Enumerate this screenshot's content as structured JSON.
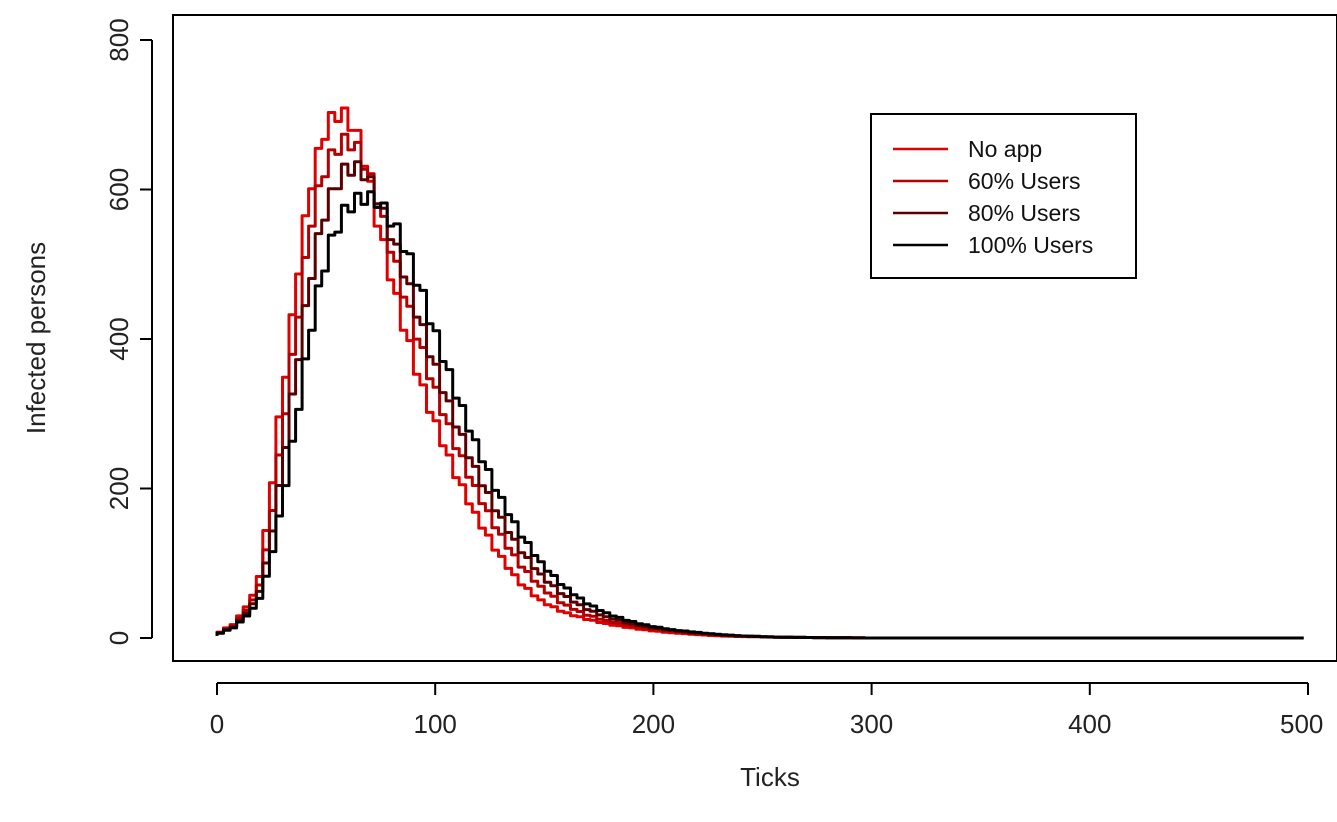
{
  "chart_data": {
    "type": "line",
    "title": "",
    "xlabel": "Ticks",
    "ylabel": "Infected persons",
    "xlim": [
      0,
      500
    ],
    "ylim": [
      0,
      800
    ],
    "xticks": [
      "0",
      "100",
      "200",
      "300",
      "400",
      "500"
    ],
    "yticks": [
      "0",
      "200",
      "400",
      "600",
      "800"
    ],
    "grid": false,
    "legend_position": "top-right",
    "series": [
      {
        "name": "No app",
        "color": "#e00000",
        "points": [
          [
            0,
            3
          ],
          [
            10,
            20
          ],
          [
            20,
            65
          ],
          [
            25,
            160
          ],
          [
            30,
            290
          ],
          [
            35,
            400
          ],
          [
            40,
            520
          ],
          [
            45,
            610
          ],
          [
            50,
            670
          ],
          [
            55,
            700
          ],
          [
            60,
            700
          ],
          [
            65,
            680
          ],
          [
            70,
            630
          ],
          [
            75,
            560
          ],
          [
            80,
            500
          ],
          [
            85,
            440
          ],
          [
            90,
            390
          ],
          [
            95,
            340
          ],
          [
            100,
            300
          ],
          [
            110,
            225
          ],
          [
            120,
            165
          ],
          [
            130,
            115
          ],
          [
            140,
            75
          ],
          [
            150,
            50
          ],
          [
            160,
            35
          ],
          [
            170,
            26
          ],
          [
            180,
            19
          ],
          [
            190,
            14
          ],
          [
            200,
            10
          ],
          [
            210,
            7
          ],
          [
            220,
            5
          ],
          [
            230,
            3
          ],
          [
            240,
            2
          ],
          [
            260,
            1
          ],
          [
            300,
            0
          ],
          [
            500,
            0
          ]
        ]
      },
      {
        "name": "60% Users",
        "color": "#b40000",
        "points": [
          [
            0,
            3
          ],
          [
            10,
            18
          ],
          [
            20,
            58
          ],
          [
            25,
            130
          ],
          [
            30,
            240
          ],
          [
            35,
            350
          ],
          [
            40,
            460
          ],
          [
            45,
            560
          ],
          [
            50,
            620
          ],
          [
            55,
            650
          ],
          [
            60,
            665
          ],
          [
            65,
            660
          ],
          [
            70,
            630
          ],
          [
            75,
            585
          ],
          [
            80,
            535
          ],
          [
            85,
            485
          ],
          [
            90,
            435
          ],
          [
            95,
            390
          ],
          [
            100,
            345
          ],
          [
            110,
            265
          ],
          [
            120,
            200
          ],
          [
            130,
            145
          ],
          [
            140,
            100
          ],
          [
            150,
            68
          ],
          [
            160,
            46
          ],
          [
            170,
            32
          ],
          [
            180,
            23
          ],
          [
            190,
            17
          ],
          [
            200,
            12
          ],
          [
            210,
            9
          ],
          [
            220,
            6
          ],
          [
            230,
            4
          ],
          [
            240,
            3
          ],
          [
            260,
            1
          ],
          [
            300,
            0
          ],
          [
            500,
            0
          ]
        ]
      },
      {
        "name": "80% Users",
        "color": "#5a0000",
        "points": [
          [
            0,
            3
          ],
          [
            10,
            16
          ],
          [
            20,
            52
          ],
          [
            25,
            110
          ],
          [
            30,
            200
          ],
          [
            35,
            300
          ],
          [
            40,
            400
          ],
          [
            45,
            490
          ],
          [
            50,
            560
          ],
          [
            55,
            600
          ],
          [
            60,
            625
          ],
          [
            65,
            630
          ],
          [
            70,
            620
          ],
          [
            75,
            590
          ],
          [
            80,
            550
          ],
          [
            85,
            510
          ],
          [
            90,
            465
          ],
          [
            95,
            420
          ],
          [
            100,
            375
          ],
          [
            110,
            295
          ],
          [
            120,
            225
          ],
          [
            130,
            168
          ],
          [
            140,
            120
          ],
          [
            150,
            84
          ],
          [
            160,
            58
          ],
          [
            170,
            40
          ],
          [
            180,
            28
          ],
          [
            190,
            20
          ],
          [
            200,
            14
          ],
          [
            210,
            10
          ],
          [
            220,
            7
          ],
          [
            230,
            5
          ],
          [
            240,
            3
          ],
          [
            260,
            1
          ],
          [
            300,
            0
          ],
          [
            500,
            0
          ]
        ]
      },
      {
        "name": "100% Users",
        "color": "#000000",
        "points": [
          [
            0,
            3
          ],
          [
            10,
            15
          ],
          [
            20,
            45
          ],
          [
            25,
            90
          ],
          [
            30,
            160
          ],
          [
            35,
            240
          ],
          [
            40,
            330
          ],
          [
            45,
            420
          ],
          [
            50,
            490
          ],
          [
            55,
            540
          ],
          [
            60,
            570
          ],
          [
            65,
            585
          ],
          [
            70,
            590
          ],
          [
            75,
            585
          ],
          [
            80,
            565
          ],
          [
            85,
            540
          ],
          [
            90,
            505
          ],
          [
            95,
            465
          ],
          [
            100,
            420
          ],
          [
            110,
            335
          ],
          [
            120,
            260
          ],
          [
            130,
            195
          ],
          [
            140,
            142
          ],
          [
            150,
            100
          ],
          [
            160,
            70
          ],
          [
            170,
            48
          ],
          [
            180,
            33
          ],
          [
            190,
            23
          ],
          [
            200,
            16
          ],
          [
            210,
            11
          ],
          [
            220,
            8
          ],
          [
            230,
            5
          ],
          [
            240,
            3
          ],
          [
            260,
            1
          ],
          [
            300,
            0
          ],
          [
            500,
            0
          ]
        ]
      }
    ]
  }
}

● ● ●

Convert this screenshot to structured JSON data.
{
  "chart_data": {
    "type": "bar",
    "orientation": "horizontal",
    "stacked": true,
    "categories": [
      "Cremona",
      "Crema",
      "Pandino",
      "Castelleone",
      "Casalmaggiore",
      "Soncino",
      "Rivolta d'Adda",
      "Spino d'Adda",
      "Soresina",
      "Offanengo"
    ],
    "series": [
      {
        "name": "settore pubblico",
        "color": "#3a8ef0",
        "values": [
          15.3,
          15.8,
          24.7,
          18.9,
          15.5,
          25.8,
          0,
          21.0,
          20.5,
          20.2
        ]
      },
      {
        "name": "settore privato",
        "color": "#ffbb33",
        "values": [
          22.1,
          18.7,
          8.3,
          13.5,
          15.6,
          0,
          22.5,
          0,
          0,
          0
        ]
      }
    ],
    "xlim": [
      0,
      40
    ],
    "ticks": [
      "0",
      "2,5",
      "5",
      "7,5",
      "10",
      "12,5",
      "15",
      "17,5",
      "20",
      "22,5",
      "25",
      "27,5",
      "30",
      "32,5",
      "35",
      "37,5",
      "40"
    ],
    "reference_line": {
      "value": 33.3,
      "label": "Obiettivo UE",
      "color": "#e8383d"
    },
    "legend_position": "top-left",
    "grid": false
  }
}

● ● ●

## Written request
Pick out all lines from the data above in which the word "structured" appears.

## Task result
Enumerate this screenshot's content as structured JSON.
Convert this screenshot to structured JSON data.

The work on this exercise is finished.